* start *
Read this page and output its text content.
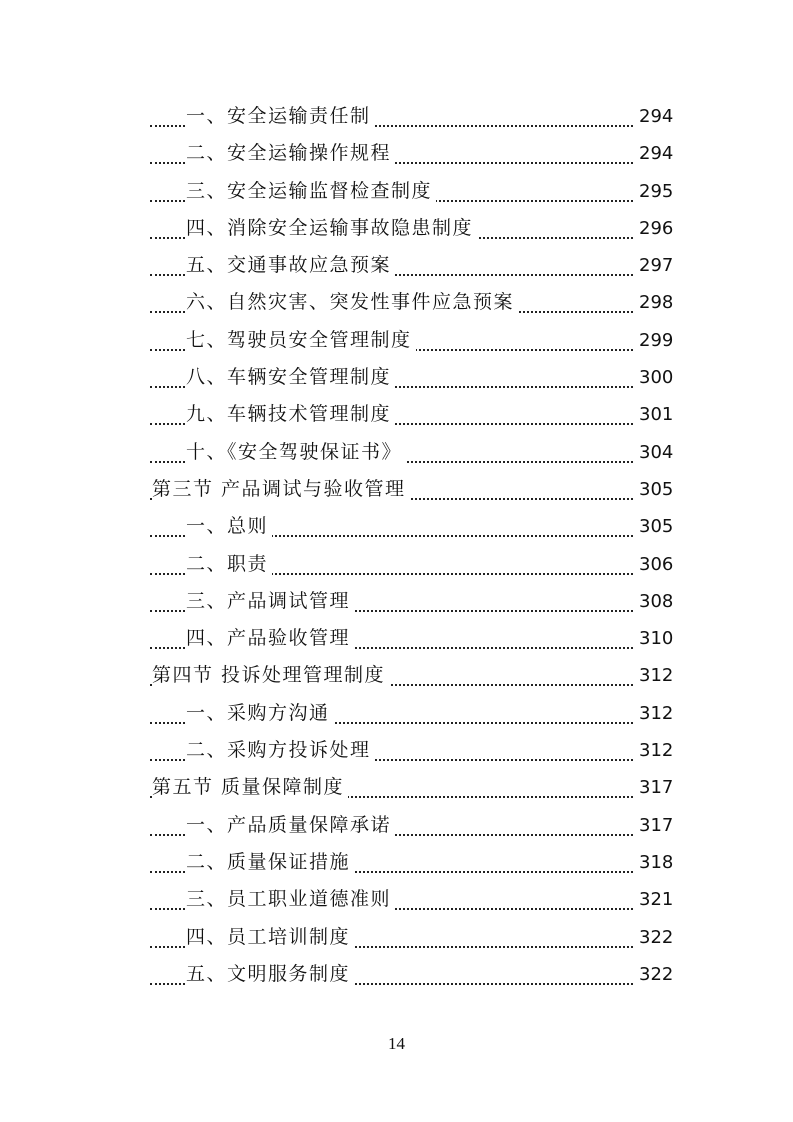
一、安全运输责任制	294
二、安全运输操作规程	294
三、安全运输监督检查制度	295
四、消除安全运输事故隐患制度	296
五、交通事故应急预案	297
六、自然灾害、突发性事件应急预案	298
七、驾驶员安全管理制度	299
八、车辆安全管理制度	300
九、车辆技术管理制度	301
十、《安全驾驶保证书》	304
第三节 产品调试与验收管理	305
一、总则	305
二、职责	306
三、产品调试管理	308
四、产品验收管理	310
第四节 投诉处理管理制度	312
一、采购方沟通	312
二、采购方投诉处理	312
第五节 质量保障制度	317
一、产品质量保障承诺	317
二、质量保证措施	318
三、员工职业道德准则	321
四、员工培训制度	322
五、文明服务制度	322
14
* end *
Transcribe all the lines above exactly, apart from the pictures.

Read this page and output its text content.
一、安全运输责任制	294
二、安全运输操作规程	294
三、安全运输监督检查制度	295
四、消除安全运输事故隐患制度	296
五、交通事故应急预案	297
六、自然灾害、突发性事件应急预案	298
七、驾驶员安全管理制度	299
八、车辆安全管理制度	300
九、车辆技术管理制度	301
十、《安全驾驶保证书》	304
第三节 产品调试与验收管理	305
一、总则	305
二、职责	306
三、产品调试管理	308
四、产品验收管理	310
第四节 投诉处理管理制度	312
一、采购方沟通	312
二、采购方投诉处理	312
第五节 质量保障制度	317
一、产品质量保障承诺	317
二、质量保证措施	318
三、员工职业道德准则	321
四、员工培训制度	322
五、文明服务制度	322
14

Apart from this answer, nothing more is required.